## WHAT IS BEING ASKED:
Search the data below for "screenshot"; list each line that holds it.

## RECORDS FOR THE TASK:
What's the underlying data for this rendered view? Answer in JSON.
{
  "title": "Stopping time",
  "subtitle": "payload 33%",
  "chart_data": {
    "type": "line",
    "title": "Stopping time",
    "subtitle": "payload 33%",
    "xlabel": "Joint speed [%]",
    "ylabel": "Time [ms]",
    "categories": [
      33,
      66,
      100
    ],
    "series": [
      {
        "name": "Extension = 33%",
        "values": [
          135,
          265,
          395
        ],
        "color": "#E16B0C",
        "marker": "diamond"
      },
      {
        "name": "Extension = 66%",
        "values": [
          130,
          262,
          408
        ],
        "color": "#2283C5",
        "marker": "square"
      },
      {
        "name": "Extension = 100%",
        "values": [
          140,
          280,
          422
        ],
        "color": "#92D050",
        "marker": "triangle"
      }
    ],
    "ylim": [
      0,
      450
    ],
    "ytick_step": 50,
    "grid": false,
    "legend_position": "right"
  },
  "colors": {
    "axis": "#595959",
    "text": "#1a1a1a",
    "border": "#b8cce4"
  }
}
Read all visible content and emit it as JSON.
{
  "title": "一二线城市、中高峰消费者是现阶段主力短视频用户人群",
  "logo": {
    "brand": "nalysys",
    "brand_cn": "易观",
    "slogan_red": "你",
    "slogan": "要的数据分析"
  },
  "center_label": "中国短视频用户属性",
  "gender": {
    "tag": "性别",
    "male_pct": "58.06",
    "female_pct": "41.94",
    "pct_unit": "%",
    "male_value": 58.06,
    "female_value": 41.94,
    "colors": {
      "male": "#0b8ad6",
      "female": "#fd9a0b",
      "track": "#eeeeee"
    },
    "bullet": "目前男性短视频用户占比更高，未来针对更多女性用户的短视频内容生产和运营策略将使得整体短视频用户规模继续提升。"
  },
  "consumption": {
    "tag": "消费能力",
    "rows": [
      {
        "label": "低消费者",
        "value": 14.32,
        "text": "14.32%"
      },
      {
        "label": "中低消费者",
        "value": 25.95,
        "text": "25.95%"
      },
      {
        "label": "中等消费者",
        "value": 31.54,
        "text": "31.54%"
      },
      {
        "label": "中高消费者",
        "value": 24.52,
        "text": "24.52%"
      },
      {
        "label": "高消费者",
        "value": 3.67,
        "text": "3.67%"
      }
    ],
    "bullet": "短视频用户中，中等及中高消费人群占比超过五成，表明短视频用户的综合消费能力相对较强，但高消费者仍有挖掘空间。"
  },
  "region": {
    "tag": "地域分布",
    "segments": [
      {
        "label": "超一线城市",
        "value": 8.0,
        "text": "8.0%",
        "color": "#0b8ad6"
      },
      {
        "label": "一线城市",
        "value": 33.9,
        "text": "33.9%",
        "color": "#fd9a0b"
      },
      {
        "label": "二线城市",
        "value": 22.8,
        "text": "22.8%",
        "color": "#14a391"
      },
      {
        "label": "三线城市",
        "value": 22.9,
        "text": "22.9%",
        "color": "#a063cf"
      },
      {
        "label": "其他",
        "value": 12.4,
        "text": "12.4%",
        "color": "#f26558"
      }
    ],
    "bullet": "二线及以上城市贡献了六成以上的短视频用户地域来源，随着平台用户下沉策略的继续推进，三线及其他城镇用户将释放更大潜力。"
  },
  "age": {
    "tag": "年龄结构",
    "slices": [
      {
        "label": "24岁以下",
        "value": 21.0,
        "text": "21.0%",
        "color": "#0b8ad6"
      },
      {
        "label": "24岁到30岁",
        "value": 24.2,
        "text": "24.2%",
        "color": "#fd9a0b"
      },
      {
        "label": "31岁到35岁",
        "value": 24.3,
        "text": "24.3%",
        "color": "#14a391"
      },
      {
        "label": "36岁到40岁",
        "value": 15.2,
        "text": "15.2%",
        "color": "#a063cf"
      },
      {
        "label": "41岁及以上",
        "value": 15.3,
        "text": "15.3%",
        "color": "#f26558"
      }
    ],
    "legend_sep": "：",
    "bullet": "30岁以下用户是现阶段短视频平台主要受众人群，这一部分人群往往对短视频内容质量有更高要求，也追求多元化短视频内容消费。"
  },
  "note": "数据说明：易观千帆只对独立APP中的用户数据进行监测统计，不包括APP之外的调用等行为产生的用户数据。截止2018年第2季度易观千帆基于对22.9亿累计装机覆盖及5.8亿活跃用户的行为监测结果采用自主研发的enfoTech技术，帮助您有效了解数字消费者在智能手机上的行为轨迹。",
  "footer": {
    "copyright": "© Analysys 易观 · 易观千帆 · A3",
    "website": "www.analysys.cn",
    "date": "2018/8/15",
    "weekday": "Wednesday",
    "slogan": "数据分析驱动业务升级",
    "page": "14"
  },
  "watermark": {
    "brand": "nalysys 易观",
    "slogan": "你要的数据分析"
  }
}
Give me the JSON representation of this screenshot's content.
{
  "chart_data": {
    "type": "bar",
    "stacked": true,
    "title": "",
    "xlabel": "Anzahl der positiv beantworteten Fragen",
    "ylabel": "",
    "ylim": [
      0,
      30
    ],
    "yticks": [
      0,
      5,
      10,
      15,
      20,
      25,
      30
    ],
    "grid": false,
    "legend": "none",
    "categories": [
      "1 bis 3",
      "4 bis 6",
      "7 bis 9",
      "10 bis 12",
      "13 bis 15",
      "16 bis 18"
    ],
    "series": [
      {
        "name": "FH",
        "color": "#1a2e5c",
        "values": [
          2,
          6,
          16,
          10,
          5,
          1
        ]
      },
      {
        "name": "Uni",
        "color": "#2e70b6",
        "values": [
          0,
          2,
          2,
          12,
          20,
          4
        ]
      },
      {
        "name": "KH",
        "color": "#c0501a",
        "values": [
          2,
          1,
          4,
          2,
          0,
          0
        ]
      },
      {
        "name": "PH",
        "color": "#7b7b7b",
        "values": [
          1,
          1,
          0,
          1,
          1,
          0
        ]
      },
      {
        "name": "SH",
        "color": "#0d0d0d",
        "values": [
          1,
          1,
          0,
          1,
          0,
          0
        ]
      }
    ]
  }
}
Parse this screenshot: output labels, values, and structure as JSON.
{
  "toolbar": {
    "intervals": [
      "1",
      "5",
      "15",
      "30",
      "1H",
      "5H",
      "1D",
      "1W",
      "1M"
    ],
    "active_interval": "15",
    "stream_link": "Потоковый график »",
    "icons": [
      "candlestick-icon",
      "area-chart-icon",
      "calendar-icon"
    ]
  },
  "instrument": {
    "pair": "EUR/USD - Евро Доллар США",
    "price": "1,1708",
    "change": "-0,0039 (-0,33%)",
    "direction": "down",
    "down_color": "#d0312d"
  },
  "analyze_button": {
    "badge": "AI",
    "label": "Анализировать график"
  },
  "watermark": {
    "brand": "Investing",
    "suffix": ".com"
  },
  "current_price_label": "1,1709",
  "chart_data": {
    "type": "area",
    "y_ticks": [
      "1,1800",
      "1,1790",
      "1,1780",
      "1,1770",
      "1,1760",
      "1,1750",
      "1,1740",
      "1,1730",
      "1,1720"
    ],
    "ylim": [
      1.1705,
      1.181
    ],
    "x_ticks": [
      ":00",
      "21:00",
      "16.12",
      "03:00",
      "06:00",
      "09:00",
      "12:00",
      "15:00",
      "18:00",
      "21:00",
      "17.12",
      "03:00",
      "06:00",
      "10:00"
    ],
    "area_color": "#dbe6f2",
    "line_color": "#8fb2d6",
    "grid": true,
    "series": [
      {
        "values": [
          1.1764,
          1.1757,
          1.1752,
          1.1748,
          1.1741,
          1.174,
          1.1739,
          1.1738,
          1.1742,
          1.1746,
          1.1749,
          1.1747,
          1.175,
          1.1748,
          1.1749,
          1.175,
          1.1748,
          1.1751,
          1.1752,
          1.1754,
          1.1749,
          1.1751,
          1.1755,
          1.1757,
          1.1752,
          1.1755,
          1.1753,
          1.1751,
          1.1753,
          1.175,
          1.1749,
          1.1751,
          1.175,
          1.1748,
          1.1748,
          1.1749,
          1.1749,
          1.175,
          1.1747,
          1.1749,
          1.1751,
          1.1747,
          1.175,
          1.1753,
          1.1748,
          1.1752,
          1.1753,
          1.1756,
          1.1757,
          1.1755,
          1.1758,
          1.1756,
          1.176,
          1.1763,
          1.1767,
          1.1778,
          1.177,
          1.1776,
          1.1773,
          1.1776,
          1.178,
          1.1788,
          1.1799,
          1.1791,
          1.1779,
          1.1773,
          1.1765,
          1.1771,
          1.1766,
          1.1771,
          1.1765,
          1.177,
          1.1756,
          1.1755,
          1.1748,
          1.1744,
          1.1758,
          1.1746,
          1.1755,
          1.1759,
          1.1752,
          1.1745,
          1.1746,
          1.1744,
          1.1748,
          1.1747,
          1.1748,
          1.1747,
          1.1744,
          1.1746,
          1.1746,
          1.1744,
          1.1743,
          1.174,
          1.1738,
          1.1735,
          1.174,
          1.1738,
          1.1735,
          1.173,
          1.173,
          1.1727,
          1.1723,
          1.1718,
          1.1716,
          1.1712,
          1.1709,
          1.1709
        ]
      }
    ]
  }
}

## TASK RESPONSE:
Give me the JSON representation of this screenshot's content.
Parse this screenshot: output labels, values, and structure as JSON.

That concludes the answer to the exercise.